▶ Written problem
Tally the lines in the following entries that include the word "gran"; state only the total.

[START OF Information provided]

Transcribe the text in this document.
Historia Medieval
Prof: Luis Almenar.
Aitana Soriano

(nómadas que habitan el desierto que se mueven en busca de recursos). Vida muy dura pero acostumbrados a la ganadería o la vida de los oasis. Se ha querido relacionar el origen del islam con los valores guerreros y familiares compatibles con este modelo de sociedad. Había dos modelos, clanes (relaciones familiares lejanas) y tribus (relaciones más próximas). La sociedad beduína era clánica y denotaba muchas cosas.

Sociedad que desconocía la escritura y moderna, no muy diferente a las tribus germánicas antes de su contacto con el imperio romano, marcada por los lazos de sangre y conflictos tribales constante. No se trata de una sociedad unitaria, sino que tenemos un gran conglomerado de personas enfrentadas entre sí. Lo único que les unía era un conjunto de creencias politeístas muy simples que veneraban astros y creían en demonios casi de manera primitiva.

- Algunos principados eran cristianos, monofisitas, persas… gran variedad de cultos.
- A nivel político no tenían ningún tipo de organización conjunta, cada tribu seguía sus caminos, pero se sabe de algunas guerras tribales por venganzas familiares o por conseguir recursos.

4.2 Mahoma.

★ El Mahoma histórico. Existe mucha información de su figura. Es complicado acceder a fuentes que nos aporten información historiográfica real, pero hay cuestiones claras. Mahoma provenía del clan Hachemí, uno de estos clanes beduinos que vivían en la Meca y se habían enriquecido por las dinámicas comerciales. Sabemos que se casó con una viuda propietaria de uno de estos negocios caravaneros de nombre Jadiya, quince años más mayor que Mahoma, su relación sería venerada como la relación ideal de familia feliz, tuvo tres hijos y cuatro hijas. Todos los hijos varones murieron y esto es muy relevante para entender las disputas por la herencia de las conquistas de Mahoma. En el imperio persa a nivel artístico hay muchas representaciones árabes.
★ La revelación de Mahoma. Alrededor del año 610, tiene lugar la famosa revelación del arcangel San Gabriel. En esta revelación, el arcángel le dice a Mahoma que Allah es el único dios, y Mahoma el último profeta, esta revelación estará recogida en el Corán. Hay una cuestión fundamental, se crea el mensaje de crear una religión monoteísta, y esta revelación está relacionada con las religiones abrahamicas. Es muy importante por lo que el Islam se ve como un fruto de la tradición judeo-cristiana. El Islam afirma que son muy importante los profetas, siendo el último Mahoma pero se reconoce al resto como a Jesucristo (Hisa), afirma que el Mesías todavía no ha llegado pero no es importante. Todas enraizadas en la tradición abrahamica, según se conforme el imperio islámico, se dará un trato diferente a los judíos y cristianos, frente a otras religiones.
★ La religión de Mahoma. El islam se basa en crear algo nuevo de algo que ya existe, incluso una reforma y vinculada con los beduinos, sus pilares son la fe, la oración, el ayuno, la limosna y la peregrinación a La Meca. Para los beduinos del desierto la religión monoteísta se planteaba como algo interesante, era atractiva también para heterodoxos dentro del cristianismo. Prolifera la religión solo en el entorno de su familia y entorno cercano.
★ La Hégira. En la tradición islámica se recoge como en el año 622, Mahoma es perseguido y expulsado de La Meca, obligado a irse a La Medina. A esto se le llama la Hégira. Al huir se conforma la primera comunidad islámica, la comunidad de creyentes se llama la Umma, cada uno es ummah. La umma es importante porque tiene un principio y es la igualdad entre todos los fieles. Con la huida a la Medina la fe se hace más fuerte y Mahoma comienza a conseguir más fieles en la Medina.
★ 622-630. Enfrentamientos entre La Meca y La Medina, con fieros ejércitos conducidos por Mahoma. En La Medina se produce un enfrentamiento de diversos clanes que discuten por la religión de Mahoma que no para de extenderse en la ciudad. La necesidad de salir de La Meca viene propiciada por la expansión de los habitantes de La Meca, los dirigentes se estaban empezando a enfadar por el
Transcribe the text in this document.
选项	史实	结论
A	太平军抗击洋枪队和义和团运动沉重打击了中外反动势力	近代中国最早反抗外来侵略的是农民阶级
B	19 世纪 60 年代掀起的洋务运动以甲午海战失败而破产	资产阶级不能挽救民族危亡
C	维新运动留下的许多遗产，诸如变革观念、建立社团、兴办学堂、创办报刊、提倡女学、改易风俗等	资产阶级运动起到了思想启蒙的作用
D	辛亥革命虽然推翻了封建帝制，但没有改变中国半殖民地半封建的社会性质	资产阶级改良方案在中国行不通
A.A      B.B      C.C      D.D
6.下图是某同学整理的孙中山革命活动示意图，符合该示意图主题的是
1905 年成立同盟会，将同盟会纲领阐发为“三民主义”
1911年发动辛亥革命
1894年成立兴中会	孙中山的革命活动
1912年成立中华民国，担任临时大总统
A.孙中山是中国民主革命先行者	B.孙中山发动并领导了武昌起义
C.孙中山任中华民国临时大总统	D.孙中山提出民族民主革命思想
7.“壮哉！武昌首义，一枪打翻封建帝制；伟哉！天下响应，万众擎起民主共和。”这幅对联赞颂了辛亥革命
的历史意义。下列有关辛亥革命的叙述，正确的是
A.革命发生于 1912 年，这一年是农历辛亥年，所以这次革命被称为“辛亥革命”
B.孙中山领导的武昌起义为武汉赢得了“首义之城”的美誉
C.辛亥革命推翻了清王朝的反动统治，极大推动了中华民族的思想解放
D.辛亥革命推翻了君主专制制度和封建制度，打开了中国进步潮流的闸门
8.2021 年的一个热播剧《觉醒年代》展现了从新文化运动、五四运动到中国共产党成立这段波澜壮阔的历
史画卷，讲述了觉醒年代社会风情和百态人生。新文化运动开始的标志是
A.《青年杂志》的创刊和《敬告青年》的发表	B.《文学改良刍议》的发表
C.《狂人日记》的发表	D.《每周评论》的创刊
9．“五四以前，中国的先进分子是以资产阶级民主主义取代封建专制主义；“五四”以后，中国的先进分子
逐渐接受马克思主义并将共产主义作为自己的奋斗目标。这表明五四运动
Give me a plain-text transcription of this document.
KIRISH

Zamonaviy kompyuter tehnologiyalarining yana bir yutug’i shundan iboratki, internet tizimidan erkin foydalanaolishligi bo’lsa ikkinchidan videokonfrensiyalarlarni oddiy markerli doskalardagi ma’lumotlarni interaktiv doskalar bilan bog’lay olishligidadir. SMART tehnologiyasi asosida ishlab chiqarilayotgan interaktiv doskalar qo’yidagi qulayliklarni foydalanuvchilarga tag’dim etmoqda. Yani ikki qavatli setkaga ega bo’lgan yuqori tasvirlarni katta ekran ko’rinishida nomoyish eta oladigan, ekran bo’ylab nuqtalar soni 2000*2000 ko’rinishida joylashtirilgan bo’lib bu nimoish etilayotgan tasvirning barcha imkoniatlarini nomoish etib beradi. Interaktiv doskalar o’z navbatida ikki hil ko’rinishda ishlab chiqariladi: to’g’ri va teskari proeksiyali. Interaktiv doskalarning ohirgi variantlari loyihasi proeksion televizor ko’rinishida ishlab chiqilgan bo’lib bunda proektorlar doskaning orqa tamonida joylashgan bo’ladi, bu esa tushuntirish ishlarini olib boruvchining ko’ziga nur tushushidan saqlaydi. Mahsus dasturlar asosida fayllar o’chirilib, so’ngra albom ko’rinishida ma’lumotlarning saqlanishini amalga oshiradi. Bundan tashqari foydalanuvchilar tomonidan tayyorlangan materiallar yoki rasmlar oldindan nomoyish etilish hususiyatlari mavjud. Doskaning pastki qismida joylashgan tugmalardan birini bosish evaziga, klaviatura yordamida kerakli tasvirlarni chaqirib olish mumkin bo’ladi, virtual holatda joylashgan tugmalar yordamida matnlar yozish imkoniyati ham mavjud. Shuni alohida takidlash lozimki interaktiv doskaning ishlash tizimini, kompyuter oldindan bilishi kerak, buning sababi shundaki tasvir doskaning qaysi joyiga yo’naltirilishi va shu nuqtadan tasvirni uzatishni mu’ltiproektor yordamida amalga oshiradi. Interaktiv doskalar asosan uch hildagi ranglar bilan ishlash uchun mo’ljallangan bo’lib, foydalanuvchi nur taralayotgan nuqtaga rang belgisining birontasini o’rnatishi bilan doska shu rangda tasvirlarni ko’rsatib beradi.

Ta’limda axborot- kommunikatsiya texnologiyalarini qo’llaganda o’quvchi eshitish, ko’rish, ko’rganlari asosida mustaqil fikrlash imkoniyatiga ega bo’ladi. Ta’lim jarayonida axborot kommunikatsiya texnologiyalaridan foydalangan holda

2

[END OF Information provided]

▶ The answer
2